Dataset entries on figures:

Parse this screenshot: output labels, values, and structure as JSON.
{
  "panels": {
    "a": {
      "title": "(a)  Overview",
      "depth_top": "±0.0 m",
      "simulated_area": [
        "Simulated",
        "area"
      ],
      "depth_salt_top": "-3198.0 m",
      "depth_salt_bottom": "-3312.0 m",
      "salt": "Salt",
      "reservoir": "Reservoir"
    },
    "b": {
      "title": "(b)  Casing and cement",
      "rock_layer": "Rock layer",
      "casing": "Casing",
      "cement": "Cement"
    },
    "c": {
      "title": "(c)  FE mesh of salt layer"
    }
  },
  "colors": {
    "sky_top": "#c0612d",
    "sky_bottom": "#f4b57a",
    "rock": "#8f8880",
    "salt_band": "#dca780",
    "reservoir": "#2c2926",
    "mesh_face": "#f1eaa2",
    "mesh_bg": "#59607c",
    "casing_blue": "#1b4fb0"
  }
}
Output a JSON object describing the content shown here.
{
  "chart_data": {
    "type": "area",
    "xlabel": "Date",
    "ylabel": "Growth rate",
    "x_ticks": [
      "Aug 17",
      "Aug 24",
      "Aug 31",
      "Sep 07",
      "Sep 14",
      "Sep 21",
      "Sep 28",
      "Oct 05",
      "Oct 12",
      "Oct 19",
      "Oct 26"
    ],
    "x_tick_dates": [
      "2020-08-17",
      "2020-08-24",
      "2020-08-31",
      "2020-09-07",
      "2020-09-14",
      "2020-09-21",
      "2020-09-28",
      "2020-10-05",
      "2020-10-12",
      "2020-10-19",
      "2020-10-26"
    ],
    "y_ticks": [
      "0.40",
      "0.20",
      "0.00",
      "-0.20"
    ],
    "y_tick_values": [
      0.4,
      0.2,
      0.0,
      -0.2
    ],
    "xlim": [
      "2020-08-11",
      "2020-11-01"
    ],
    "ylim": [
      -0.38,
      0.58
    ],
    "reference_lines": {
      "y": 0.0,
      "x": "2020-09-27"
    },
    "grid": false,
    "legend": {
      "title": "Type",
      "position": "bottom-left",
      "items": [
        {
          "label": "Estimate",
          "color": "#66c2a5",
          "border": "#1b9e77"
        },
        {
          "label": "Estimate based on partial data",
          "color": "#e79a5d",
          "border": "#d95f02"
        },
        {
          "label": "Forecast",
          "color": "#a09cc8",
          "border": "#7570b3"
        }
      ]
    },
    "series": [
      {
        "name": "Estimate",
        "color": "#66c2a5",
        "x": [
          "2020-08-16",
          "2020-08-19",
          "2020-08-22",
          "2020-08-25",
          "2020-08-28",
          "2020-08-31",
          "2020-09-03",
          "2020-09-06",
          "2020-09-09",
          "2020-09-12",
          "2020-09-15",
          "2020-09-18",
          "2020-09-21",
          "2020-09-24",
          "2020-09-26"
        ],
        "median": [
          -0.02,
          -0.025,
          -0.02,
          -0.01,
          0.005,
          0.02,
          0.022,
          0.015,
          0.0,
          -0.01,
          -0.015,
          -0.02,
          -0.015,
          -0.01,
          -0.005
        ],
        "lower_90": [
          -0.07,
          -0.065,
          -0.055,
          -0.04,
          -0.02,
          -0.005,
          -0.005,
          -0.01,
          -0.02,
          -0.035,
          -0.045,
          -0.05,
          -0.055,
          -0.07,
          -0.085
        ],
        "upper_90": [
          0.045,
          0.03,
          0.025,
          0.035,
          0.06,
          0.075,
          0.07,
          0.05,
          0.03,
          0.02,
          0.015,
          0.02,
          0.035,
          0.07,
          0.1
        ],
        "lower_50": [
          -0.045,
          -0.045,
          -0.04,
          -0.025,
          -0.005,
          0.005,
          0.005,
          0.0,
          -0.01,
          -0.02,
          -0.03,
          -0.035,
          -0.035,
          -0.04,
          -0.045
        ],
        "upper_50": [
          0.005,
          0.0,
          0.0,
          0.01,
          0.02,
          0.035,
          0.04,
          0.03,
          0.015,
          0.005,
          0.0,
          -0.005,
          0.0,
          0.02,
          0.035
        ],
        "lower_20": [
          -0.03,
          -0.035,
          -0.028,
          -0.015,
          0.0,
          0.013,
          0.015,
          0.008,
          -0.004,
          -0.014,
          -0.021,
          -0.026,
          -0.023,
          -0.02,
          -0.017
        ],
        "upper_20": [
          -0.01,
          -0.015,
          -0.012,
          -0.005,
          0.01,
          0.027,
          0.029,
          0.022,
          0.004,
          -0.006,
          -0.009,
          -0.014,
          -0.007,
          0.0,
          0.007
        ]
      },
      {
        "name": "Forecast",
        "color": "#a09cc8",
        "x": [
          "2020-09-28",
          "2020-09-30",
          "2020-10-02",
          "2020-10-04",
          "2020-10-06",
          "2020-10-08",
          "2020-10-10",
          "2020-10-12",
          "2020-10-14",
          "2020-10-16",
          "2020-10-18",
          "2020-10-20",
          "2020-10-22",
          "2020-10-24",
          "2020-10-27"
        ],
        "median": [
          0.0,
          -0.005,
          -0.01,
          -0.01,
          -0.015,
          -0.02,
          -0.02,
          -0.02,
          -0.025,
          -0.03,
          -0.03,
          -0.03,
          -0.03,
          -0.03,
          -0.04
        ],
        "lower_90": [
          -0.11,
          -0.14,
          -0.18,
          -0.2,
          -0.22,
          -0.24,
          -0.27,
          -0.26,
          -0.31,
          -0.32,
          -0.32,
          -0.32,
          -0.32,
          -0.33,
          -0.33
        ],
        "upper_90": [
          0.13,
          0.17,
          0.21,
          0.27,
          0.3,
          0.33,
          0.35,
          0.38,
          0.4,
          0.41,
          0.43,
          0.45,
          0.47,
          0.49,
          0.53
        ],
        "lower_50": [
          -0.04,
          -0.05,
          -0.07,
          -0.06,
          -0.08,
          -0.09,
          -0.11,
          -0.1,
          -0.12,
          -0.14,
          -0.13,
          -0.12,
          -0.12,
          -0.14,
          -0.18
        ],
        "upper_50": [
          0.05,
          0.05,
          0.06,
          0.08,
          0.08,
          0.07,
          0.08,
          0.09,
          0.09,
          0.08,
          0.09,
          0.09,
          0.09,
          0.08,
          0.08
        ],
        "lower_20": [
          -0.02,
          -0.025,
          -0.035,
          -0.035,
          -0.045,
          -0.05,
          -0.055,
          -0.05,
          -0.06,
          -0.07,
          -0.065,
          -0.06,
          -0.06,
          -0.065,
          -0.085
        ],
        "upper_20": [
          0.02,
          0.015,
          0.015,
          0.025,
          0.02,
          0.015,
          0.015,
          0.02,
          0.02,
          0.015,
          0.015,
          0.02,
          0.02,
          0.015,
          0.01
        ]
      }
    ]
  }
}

SHORT TASK: Your task is to reproduce all of the records exactly.

RESPONSE TO THE TASK:
Parse this screenshot: output labels, values, and structure as JSON.
{
  "panels": {
    "a": {
      "title": "(a)  Overview",
      "depth_top": "±0.0 m",
      "simulated_area": [
        "Simulated",
        "area"
      ],
      "depth_salt_top": "-3198.0 m",
      "depth_salt_bottom": "-3312.0 m",
      "salt": "Salt",
      "reservoir": "Reservoir"
    },
    "b": {
      "title": "(b)  Casing and cement",
      "rock_layer": "Rock layer",
      "casing": "Casing",
      "cement": "Cement"
    },
    "c": {
      "title": "(c)  FE mesh of salt layer"
    }
  },
  "colors": {
    "sky_top": "#c0612d",
    "sky_bottom": "#f4b57a",
    "rock": "#8f8880",
    "salt_band": "#dca780",
    "reservoir": "#2c2926",
    "mesh_face": "#f1eaa2",
    "mesh_bg": "#59607c",
    "casing_blue": "#1b4fb0"
  }
}
Output a JSON object describing the content shown here.
{
  "chart_data": {
    "type": "area",
    "xlabel": "Date",
    "ylabel": "Growth rate",
    "x_ticks": [
      "Aug 17",
      "Aug 24",
      "Aug 31",
      "Sep 07",
      "Sep 14",
      "Sep 21",
      "Sep 28",
      "Oct 05",
      "Oct 12",
      "Oct 19",
      "Oct 26"
    ],
    "x_tick_dates": [
      "2020-08-17",
      "2020-08-24",
      "2020-08-31",
      "2020-09-07",
      "2020-09-14",
      "2020-09-21",
      "2020-09-28",
      "2020-10-05",
      "2020-10-12",
      "2020-10-19",
      "2020-10-26"
    ],
    "y_ticks": [
      "0.40",
      "0.20",
      "0.00",
      "-0.20"
    ],
    "y_tick_values": [
      0.4,
      0.2,
      0.0,
      -0.2
    ],
    "xlim": [
      "2020-08-11",
      "2020-11-01"
    ],
    "ylim": [
      -0.38,
      0.58
    ],
    "reference_lines": {
      "y": 0.0,
      "x": "2020-09-27"
    },
    "grid": false,
    "legend": {
      "title": "Type",
      "position": "bottom-left",
      "items": [
        {
          "label": "Estimate",
          "color": "#66c2a5",
          "border": "#1b9e77"
        },
        {
          "label": "Estimate based on partial data",
          "color": "#e79a5d",
          "border": "#d95f02"
        },
        {
          "label": "Forecast",
          "color": "#a09cc8",
          "border": "#7570b3"
        }
      ]
    },
    "series": [
      {
        "name": "Estimate",
        "color": "#66c2a5",
        "x": [
          "2020-08-16",
          "2020-08-19",
          "2020-08-22",
          "2020-08-25",
          "2020-08-28",
          "2020-08-31",
          "2020-09-03",
          "2020-09-06",
          "2020-09-09",
          "2020-09-12",
          "2020-09-15",
          "2020-09-18",
          "2020-09-21",
          "2020-09-24",
          "2020-09-26"
        ],
        "median": [
          -0.02,
          -0.025,
          -0.02,
          -0.01,
          0.005,
          0.02,
          0.022,
          0.015,
          0.0,
          -0.01,
          -0.015,
          -0.02,
          -0.015,
          -0.01,
          -0.005
        ],
        "lower_90": [
          -0.07,
          -0.065,
          -0.055,
          -0.04,
          -0.02,
          -0.005,
          -0.005,
          -0.01,
          -0.02,
          -0.035,
          -0.045,
          -0.05,
          -0.055,
          -0.07,
          -0.085
        ],
        "upper_90": [
          0.045,
          0.03,
          0.025,
          0.035,
          0.06,
          0.075,
          0.07,
          0.05,
          0.03,
          0.02,
          0.015,
          0.02,
          0.035,
          0.07,
          0.1
        ],
        "lower_50": [
          -0.045,
          -0.045,
          -0.04,
          -0.025,
          -0.005,
          0.005,
          0.005,
          0.0,
          -0.01,
          -0.02,
          -0.03,
          -0.035,
          -0.035,
          -0.04,
          -0.045
        ],
        "upper_50": [
          0.005,
          0.0,
          0.0,
          0.01,
          0.02,
          0.035,
          0.04,
          0.03,
          0.015,
          0.005,
          0.0,
          -0.005,
          0.0,
          0.02,
          0.035
        ],
        "lower_20": [
          -0.03,
          -0.035,
          -0.028,
          -0.015,
          0.0,
          0.013,
          0.015,
          0.008,
          -0.004,
          -0.014,
          -0.021,
          -0.026,
          -0.023,
          -0.02,
          -0.017
        ],
        "upper_20": [
          -0.01,
          -0.015,
          -0.012,
          -0.005,
          0.01,
          0.027,
          0.029,
          0.022,
          0.004,
          -0.006,
          -0.009,
          -0.014,
          -0.007,
          0.0,
          0.007
        ]
      },
      {
        "name": "Forecast",
        "color": "#a09cc8",
        "x": [
          "2020-09-28",
          "2020-09-30",
          "2020-10-02",
          "2020-10-04",
          "2020-10-06",
          "2020-10-08",
          "2020-10-10",
          "2020-10-12",
          "2020-10-14",
          "2020-10-16",
          "2020-10-18",
          "2020-10-20",
          "2020-10-22",
          "2020-10-24",
          "2020-10-27"
        ],
        "median": [
          0.0,
          -0.005,
          -0.01,
          -0.01,
          -0.015,
          -0.02,
          -0.02,
          -0.02,
          -0.025,
          -0.03,
          -0.03,
          -0.03,
          -0.03,
          -0.03,
          -0.04
        ],
        "lower_90": [
          -0.11,
          -0.14,
          -0.18,
          -0.2,
          -0.22,
          -0.24,
          -0.27,
          -0.26,
          -0.31,
          -0.32,
          -0.32,
          -0.32,
          -0.32,
          -0.33,
          -0.33
        ],
        "upper_90": [
          0.13,
          0.17,
          0.21,
          0.27,
          0.3,
          0.33,
          0.35,
          0.38,
          0.4,
          0.41,
          0.43,
          0.45,
          0.47,
          0.49,
          0.53
        ],
        "lower_50": [
          -0.04,
          -0.05,
          -0.07,
          -0.06,
          -0.08,
          -0.09,
          -0.11,
          -0.1,
          -0.12,
          -0.14,
          -0.13,
          -0.12,
          -0.12,
          -0.14,
          -0.18
        ],
        "upper_50": [
          0.05,
          0.05,
          0.06,
          0.08,
          0.08,
          0.07,
          0.08,
          0.09,
          0.09,
          0.08,
          0.09,
          0.09,
          0.09,
          0.08,
          0.08
        ],
        "lower_20": [
          -0.02,
          -0.025,
          -0.035,
          -0.035,
          -0.045,
          -0.05,
          -0.055,
          -0.05,
          -0.06,
          -0.07,
          -0.065,
          -0.06,
          -0.06,
          -0.065,
          -0.085
        ],
        "upper_20": [
          0.02,
          0.015,
          0.015,
          0.025,
          0.02,
          0.015,
          0.015,
          0.02,
          0.02,
          0.015,
          0.015,
          0.02,
          0.02,
          0.015,
          0.01
        ]
      }
    ]
  }
}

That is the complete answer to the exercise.